→ Task to carry out
Copy all the entries below exactly, but not the pictures.

→ Listing
- - -

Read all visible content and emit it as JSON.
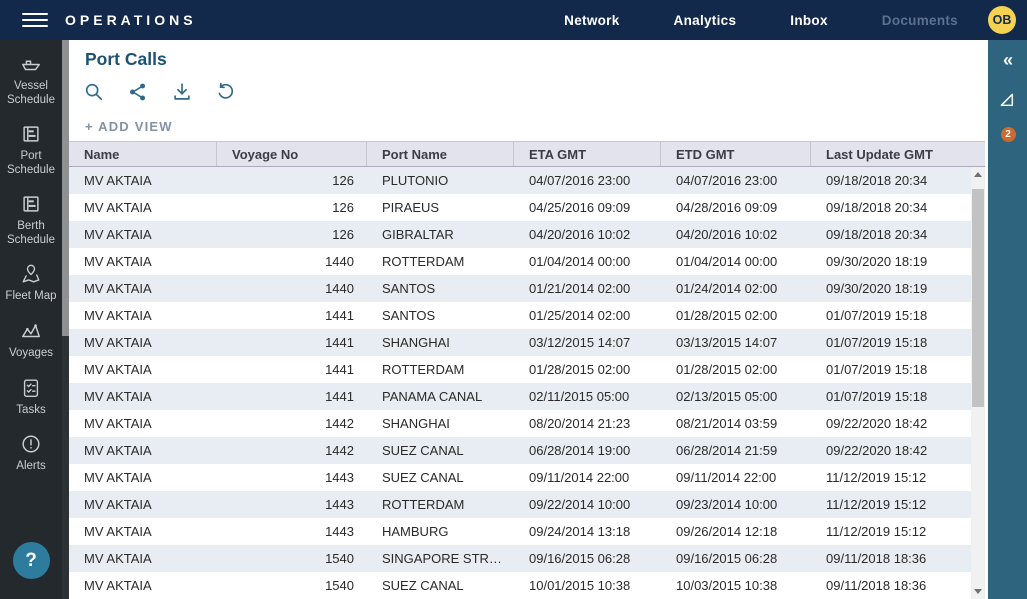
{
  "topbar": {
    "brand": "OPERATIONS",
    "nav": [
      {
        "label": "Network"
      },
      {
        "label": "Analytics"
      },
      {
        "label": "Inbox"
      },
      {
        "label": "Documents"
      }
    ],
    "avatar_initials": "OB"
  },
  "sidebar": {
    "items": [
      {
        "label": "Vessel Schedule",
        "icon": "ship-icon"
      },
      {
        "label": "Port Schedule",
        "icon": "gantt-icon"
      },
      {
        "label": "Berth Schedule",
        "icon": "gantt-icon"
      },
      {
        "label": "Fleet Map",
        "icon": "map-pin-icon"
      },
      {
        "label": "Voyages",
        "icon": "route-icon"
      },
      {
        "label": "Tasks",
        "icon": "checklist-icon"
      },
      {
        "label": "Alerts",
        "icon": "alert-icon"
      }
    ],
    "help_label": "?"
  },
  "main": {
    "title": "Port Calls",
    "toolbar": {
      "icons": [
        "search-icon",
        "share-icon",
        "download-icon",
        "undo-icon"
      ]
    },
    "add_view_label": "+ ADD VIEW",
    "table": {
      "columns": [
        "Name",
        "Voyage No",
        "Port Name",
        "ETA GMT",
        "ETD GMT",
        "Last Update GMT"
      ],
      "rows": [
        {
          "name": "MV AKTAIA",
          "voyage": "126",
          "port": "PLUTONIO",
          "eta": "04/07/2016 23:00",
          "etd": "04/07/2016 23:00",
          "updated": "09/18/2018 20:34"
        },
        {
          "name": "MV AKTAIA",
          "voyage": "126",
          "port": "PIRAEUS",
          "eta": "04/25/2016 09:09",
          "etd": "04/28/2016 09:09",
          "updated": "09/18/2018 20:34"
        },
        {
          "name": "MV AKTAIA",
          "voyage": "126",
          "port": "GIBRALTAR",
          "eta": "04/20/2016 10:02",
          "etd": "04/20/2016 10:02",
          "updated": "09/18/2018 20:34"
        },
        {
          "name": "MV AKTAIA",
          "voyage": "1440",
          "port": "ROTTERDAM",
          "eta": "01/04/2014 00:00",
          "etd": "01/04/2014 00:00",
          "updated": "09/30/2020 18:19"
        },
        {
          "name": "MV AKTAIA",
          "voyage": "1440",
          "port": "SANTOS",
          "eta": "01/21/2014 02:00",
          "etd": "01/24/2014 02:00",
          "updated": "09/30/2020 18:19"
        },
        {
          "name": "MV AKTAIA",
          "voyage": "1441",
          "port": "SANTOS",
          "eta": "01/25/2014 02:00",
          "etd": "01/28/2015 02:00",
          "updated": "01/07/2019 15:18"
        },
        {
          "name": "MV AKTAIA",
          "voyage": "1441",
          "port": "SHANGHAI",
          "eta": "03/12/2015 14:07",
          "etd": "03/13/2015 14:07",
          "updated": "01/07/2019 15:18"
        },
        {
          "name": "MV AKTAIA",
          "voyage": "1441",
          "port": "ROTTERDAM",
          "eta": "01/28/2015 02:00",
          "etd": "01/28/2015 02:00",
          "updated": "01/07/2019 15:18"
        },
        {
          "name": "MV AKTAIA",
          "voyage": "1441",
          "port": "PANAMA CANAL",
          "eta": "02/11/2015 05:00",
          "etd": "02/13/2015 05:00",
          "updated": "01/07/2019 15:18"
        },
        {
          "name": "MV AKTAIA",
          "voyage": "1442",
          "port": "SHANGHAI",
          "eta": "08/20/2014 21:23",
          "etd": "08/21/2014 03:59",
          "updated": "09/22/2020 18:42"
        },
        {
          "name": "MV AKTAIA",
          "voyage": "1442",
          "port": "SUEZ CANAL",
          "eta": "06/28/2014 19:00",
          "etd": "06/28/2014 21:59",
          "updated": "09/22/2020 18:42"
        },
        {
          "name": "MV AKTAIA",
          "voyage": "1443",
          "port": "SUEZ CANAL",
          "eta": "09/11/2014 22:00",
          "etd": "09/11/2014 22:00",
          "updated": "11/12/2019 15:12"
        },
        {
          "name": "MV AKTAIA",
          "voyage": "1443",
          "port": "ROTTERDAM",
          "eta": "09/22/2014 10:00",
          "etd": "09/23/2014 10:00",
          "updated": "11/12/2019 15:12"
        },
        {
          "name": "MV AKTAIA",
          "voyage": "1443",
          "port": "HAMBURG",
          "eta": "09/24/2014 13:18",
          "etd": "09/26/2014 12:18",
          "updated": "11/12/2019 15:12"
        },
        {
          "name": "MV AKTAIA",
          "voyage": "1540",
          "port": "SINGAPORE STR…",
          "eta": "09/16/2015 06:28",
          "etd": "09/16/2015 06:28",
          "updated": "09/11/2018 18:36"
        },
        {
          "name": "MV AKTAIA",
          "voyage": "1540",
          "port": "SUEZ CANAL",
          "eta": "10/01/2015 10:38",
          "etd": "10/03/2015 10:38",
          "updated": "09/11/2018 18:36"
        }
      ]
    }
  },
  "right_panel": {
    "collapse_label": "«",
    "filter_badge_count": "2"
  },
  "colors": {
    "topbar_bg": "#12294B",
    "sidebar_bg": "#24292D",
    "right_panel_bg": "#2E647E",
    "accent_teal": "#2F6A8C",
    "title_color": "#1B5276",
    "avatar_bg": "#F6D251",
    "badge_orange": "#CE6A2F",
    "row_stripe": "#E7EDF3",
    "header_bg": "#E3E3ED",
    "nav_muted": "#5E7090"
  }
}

- - -

→ Result of the task
Read all visible content and emit it as JSON.
{
  "topbar": {
    "brand": "OPERATIONS",
    "nav": [
      {
        "label": "Network"
      },
      {
        "label": "Analytics"
      },
      {
        "label": "Inbox"
      },
      {
        "label": "Documents"
      }
    ],
    "avatar_initials": "OB"
  },
  "sidebar": {
    "items": [
      {
        "label": "Vessel Schedule",
        "icon": "ship-icon"
      },
      {
        "label": "Port Schedule",
        "icon": "gantt-icon"
      },
      {
        "label": "Berth Schedule",
        "icon": "gantt-icon"
      },
      {
        "label": "Fleet Map",
        "icon": "map-pin-icon"
      },
      {
        "label": "Voyages",
        "icon": "route-icon"
      },
      {
        "label": "Tasks",
        "icon": "checklist-icon"
      },
      {
        "label": "Alerts",
        "icon": "alert-icon"
      }
    ],
    "help_label": "?"
  },
  "main": {
    "title": "Port Calls",
    "toolbar": {
      "icons": [
        "search-icon",
        "share-icon",
        "download-icon",
        "undo-icon"
      ]
    },
    "add_view_label": "+ ADD VIEW",
    "table": {
      "columns": [
        "Name",
        "Voyage No",
        "Port Name",
        "ETA GMT",
        "ETD GMT",
        "Last Update GMT"
      ],
      "rows": [
        {
          "name": "MV AKTAIA",
          "voyage": "126",
          "port": "PLUTONIO",
          "eta": "04/07/2016 23:00",
          "etd": "04/07/2016 23:00",
          "updated": "09/18/2018 20:34"
        },
        {
          "name": "MV AKTAIA",
          "voyage": "126",
          "port": "PIRAEUS",
          "eta": "04/25/2016 09:09",
          "etd": "04/28/2016 09:09",
          "updated": "09/18/2018 20:34"
        },
        {
          "name": "MV AKTAIA",
          "voyage": "126",
          "port": "GIBRALTAR",
          "eta": "04/20/2016 10:02",
          "etd": "04/20/2016 10:02",
          "updated": "09/18/2018 20:34"
        },
        {
          "name": "MV AKTAIA",
          "voyage": "1440",
          "port": "ROTTERDAM",
          "eta": "01/04/2014 00:00",
          "etd": "01/04/2014 00:00",
          "updated": "09/30/2020 18:19"
        },
        {
          "name": "MV AKTAIA",
          "voyage": "1440",
          "port": "SANTOS",
          "eta": "01/21/2014 02:00",
          "etd": "01/24/2014 02:00",
          "updated": "09/30/2020 18:19"
        },
        {
          "name": "MV AKTAIA",
          "voyage": "1441",
          "port": "SANTOS",
          "eta": "01/25/2014 02:00",
          "etd": "01/28/2015 02:00",
          "updated": "01/07/2019 15:18"
        },
        {
          "name": "MV AKTAIA",
          "voyage": "1441",
          "port": "SHANGHAI",
          "eta": "03/12/2015 14:07",
          "etd": "03/13/2015 14:07",
          "updated": "01/07/2019 15:18"
        },
        {
          "name": "MV AKTAIA",
          "voyage": "1441",
          "port": "ROTTERDAM",
          "eta": "01/28/2015 02:00",
          "etd": "01/28/2015 02:00",
          "updated": "01/07/2019 15:18"
        },
        {
          "name": "MV AKTAIA",
          "voyage": "1441",
          "port": "PANAMA CANAL",
          "eta": "02/11/2015 05:00",
          "etd": "02/13/2015 05:00",
          "updated": "01/07/2019 15:18"
        },
        {
          "name": "MV AKTAIA",
          "voyage": "1442",
          "port": "SHANGHAI",
          "eta": "08/20/2014 21:23",
          "etd": "08/21/2014 03:59",
          "updated": "09/22/2020 18:42"
        },
        {
          "name": "MV AKTAIA",
          "voyage": "1442",
          "port": "SUEZ CANAL",
          "eta": "06/28/2014 19:00",
          "etd": "06/28/2014 21:59",
          "updated": "09/22/2020 18:42"
        },
        {
          "name": "MV AKTAIA",
          "voyage": "1443",
          "port": "SUEZ CANAL",
          "eta": "09/11/2014 22:00",
          "etd": "09/11/2014 22:00",
          "updated": "11/12/2019 15:12"
        },
        {
          "name": "MV AKTAIA",
          "voyage": "1443",
          "port": "ROTTERDAM",
          "eta": "09/22/2014 10:00",
          "etd": "09/23/2014 10:00",
          "updated": "11/12/2019 15:12"
        },
        {
          "name": "MV AKTAIA",
          "voyage": "1443",
          "port": "HAMBURG",
          "eta": "09/24/2014 13:18",
          "etd": "09/26/2014 12:18",
          "updated": "11/12/2019 15:12"
        },
        {
          "name": "MV AKTAIA",
          "voyage": "1540",
          "port": "SINGAPORE STR…",
          "eta": "09/16/2015 06:28",
          "etd": "09/16/2015 06:28",
          "updated": "09/11/2018 18:36"
        },
        {
          "name": "MV AKTAIA",
          "voyage": "1540",
          "port": "SUEZ CANAL",
          "eta": "10/01/2015 10:38",
          "etd": "10/03/2015 10:38",
          "updated": "09/11/2018 18:36"
        }
      ]
    }
  },
  "right_panel": {
    "collapse_label": "«",
    "filter_badge_count": "2"
  },
  "colors": {
    "topbar_bg": "#12294B",
    "sidebar_bg": "#24292D",
    "right_panel_bg": "#2E647E",
    "accent_teal": "#2F6A8C",
    "title_color": "#1B5276",
    "avatar_bg": "#F6D251",
    "badge_orange": "#CE6A2F",
    "row_stripe": "#E7EDF3",
    "header_bg": "#E3E3ED",
    "nav_muted": "#5E7090"
  }
}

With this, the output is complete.